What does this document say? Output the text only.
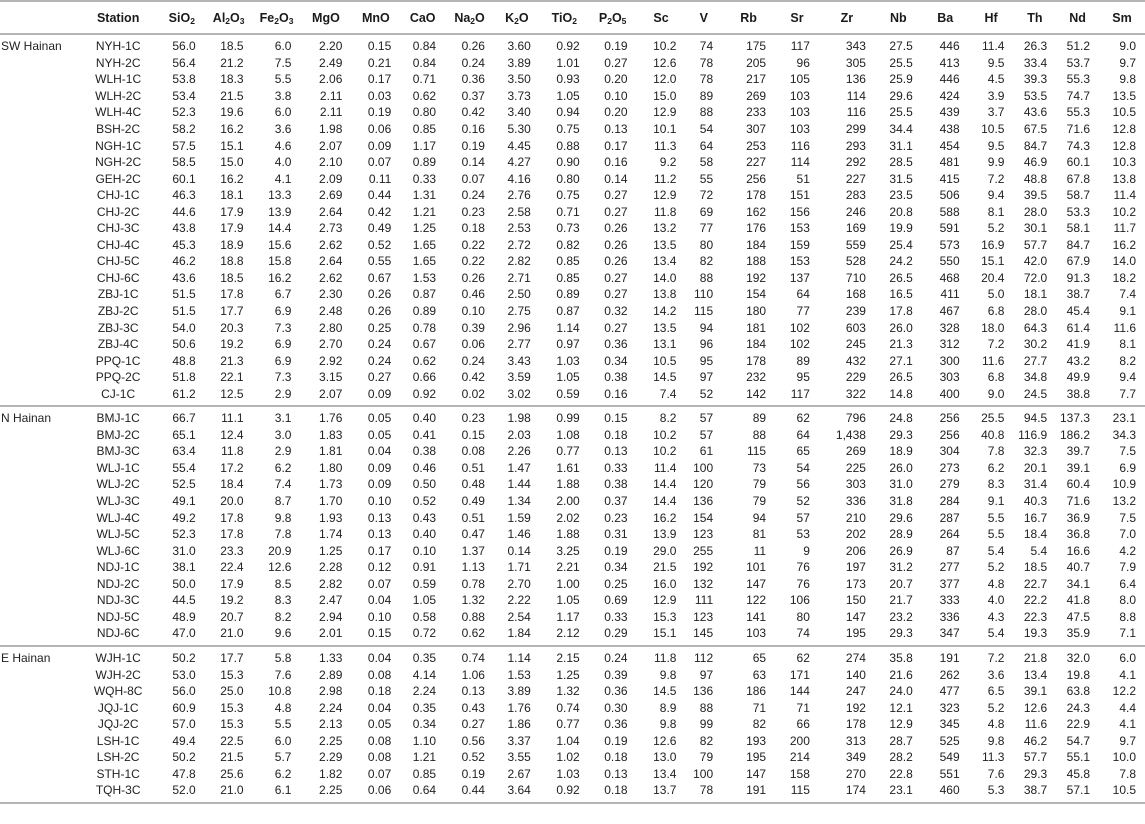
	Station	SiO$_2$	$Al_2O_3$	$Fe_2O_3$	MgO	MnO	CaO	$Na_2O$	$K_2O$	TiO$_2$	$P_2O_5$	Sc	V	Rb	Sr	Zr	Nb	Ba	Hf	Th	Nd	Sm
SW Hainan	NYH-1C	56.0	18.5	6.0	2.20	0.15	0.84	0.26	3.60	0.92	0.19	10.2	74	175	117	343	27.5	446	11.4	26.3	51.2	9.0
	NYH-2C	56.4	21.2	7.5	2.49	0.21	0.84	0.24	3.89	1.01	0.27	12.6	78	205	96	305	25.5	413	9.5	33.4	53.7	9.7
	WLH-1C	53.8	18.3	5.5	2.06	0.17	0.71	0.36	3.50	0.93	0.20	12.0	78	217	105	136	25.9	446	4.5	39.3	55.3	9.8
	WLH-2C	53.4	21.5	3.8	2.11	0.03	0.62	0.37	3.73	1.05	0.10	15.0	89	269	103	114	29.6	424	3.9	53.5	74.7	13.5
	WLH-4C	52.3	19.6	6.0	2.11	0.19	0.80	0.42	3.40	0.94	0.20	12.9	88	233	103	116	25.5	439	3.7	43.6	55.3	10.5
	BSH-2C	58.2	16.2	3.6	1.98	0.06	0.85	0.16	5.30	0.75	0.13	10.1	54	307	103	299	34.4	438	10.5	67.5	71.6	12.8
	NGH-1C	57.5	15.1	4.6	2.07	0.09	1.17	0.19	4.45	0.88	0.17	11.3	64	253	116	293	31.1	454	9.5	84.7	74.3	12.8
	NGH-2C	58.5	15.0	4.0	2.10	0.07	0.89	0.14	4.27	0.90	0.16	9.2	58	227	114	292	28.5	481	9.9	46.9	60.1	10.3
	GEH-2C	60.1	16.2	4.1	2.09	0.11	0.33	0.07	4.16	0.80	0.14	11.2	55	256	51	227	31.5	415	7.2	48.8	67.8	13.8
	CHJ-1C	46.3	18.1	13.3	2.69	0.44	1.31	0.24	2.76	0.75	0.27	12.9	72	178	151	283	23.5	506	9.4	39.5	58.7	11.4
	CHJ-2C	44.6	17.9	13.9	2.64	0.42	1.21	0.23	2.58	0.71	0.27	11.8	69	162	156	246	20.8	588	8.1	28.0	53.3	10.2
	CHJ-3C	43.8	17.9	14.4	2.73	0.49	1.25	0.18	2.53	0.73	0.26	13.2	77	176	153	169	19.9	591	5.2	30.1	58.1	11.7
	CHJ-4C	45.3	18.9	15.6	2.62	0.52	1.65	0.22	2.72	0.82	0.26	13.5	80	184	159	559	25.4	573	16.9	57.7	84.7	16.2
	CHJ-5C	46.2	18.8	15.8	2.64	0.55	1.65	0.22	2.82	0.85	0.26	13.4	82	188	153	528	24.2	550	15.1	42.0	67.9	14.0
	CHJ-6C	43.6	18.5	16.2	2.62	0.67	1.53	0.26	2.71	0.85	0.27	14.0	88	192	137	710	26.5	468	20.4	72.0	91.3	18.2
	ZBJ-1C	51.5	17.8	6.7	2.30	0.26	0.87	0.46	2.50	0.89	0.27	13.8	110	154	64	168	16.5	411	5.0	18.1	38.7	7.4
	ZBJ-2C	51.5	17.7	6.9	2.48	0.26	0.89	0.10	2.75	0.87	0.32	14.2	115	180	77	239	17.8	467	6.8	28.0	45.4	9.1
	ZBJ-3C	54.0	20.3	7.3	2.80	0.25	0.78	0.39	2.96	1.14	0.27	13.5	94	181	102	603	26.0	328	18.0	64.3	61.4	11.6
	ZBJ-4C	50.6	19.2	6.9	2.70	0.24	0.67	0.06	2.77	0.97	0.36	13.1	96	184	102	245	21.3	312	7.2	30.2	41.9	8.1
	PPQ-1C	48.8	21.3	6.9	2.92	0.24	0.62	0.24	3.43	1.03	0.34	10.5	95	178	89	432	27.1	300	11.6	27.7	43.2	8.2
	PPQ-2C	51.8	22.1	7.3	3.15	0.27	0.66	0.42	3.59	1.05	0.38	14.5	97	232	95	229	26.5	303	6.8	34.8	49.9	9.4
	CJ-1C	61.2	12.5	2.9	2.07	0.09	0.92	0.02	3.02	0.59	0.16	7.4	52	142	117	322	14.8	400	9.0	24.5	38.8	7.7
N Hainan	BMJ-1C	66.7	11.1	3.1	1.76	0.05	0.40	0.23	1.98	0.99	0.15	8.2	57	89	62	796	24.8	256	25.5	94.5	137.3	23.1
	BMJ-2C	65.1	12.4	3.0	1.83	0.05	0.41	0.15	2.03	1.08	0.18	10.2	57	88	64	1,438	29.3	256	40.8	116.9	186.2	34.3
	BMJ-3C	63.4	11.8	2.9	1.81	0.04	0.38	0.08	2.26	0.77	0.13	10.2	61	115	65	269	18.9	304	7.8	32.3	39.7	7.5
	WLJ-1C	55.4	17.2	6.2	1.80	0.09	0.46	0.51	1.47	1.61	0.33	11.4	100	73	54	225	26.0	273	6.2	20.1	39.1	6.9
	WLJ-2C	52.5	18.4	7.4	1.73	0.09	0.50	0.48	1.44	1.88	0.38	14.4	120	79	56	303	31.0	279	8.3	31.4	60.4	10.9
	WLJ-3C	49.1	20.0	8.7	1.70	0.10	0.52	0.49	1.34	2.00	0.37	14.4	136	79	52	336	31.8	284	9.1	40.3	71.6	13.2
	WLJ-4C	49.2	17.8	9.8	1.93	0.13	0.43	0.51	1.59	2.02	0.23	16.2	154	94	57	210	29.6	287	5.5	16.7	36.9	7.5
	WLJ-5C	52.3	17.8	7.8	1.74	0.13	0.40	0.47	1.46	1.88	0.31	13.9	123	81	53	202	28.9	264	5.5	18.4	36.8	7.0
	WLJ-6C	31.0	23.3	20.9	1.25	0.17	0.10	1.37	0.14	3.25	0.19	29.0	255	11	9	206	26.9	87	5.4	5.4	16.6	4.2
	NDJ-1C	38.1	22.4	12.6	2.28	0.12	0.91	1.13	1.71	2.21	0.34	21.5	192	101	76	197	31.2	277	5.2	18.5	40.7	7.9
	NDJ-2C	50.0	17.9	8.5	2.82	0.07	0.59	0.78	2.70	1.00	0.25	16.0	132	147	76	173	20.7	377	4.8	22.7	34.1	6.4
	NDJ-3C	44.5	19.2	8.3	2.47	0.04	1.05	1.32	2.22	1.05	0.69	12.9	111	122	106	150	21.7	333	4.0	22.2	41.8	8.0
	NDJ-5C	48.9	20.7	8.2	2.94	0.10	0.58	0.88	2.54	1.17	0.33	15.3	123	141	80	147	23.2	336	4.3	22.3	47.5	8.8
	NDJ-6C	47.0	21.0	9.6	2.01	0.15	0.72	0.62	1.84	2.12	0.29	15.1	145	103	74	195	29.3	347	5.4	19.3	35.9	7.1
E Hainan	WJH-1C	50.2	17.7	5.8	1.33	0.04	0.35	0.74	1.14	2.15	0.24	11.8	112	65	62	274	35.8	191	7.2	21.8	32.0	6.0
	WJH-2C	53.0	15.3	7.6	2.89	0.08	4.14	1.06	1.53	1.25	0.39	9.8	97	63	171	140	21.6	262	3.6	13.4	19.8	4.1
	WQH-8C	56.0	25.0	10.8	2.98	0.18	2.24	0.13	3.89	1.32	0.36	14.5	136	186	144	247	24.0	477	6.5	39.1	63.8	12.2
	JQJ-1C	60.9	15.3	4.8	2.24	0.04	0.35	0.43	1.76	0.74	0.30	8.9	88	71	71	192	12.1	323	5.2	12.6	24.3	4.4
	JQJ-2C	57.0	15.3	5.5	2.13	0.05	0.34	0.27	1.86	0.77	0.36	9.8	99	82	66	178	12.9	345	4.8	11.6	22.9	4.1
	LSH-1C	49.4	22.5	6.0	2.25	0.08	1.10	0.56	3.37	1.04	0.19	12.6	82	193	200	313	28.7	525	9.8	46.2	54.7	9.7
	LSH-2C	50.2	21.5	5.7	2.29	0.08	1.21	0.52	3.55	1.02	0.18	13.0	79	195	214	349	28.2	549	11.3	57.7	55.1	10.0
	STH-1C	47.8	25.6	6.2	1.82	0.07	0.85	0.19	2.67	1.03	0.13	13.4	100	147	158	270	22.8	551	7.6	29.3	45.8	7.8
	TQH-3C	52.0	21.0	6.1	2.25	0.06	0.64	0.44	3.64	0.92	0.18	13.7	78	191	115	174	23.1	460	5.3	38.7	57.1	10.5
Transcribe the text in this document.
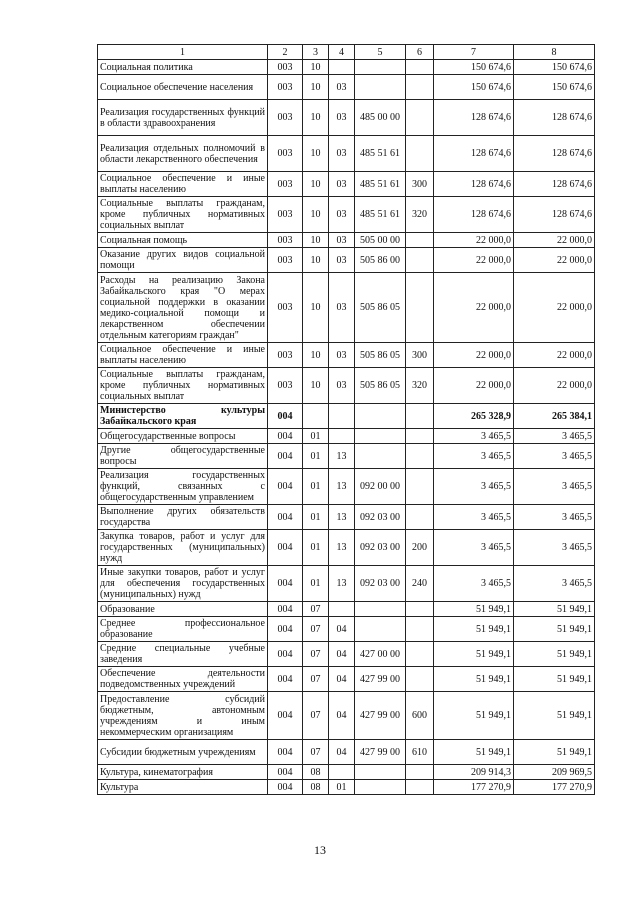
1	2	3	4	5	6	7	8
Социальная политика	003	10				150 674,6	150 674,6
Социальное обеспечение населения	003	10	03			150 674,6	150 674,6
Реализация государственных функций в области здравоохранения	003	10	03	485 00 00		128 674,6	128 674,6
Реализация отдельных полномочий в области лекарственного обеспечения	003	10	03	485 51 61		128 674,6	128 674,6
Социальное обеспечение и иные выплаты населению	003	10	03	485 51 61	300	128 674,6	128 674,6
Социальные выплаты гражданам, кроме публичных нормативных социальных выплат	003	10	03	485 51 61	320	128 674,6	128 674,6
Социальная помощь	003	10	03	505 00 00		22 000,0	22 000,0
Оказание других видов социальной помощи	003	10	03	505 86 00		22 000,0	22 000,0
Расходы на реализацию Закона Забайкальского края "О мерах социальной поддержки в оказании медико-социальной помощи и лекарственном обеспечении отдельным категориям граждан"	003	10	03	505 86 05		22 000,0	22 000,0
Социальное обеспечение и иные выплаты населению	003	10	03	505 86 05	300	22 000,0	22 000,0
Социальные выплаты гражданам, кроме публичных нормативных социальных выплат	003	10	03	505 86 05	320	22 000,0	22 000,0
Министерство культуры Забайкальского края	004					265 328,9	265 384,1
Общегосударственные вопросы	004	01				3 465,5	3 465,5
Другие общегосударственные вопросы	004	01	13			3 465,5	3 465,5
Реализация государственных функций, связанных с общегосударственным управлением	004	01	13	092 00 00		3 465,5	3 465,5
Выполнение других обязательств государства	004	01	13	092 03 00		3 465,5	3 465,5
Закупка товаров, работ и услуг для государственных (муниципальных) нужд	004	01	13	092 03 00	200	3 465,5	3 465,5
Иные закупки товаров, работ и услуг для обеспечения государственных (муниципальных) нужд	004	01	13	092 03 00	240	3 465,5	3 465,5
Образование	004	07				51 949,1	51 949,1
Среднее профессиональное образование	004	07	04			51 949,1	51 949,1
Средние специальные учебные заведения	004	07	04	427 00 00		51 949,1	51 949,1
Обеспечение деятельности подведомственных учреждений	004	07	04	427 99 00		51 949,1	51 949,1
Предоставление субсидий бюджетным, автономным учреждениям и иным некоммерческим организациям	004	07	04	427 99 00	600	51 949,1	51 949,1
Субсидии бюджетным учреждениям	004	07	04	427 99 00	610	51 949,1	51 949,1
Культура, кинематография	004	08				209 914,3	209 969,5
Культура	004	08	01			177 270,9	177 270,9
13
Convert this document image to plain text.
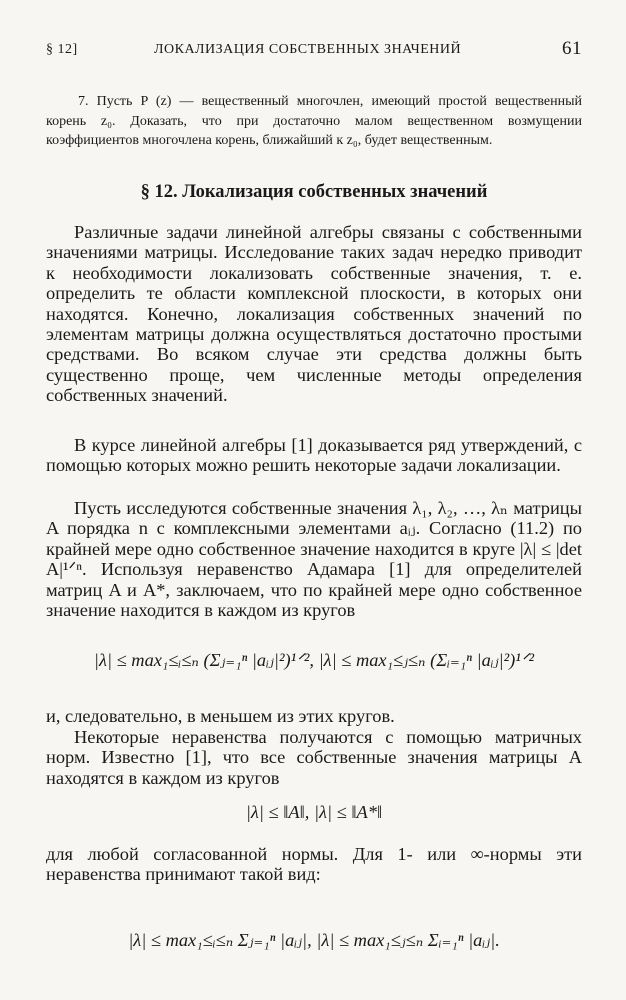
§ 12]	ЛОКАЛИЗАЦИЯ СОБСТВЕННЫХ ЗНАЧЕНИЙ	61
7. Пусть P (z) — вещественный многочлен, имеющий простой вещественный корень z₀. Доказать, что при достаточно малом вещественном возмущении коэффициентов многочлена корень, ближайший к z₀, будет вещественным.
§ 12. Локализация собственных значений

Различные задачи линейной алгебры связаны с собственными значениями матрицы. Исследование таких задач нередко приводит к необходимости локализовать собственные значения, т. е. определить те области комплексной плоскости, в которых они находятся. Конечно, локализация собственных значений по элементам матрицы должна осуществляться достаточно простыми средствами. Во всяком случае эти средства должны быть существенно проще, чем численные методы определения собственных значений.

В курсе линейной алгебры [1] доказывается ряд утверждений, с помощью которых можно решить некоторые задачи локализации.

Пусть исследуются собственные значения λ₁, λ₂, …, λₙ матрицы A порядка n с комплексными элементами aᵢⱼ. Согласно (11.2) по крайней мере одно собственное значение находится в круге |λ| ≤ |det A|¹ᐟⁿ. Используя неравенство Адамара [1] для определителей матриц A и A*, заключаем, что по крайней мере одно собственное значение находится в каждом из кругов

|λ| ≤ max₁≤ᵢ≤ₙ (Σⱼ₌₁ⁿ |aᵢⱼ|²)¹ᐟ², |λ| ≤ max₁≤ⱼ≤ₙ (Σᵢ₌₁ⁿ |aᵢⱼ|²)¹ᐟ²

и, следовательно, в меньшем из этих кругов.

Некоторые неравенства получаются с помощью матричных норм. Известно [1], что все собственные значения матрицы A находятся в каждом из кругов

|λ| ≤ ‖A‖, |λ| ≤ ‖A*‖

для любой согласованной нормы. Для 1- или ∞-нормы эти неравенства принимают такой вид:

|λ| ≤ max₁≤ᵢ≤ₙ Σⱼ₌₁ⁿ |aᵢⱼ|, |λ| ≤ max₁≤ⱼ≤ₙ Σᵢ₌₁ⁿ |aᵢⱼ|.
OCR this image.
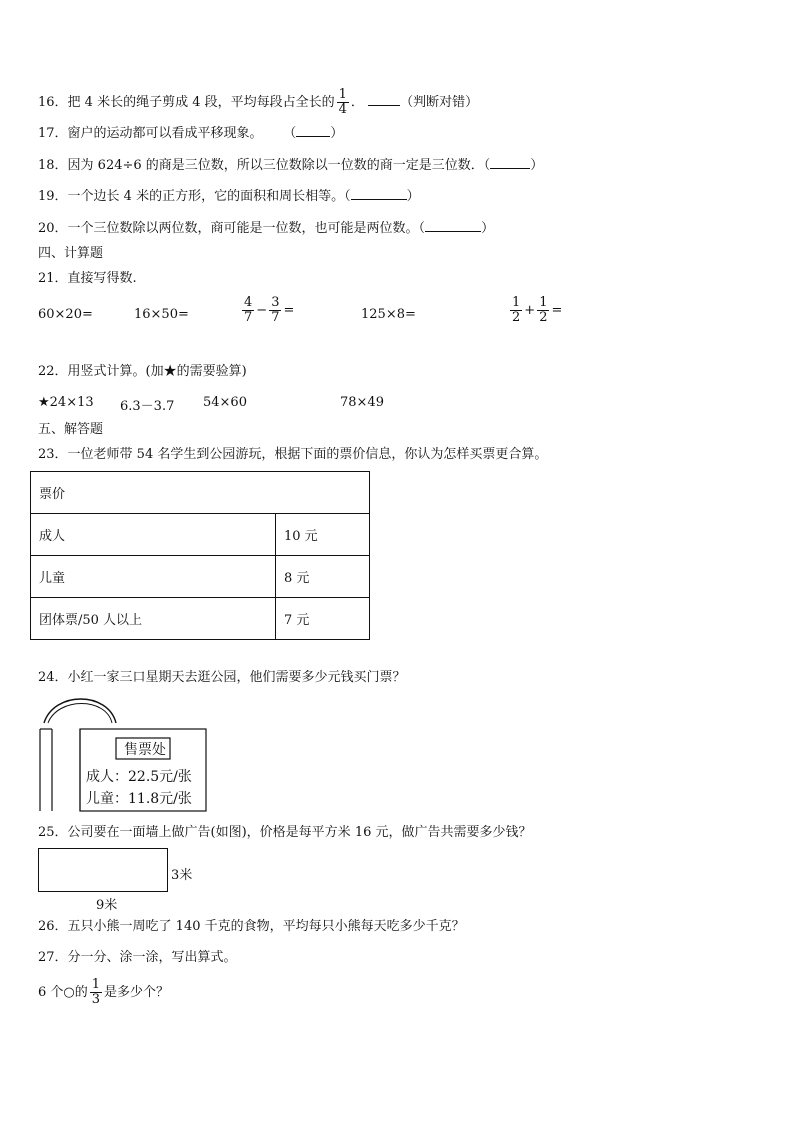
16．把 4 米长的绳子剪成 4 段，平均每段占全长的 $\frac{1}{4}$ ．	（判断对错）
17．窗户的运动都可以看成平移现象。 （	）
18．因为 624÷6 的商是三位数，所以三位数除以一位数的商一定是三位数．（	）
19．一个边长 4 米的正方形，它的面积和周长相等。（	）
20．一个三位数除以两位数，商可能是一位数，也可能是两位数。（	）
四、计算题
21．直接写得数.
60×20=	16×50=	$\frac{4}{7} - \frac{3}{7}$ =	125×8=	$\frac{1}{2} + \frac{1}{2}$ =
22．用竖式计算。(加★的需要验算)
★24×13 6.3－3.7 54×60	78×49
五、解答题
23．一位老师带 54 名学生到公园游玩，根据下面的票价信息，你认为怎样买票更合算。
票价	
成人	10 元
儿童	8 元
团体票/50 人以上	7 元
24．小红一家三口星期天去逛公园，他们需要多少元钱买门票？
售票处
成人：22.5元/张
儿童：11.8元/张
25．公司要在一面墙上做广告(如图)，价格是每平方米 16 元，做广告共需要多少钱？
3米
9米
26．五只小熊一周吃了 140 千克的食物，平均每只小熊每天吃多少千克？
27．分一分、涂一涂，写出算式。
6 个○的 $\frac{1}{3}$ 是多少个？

### STATED GOAL
Lines containing the word "помощи" must all be returned from the material above.

### WRITTEN RESPONSE
Оказание других видов социальной помощи	003	10	03	505 86 00		22 000,0	22 000,0
Расходы на реализацию Закона Забайкальского края "О мерах социальной поддержки в оказании медико-социальной помощи и лекарственном обеспечении отдельным категориям граждан"	003	10	03	505 86 05		22 000,0	22 000,0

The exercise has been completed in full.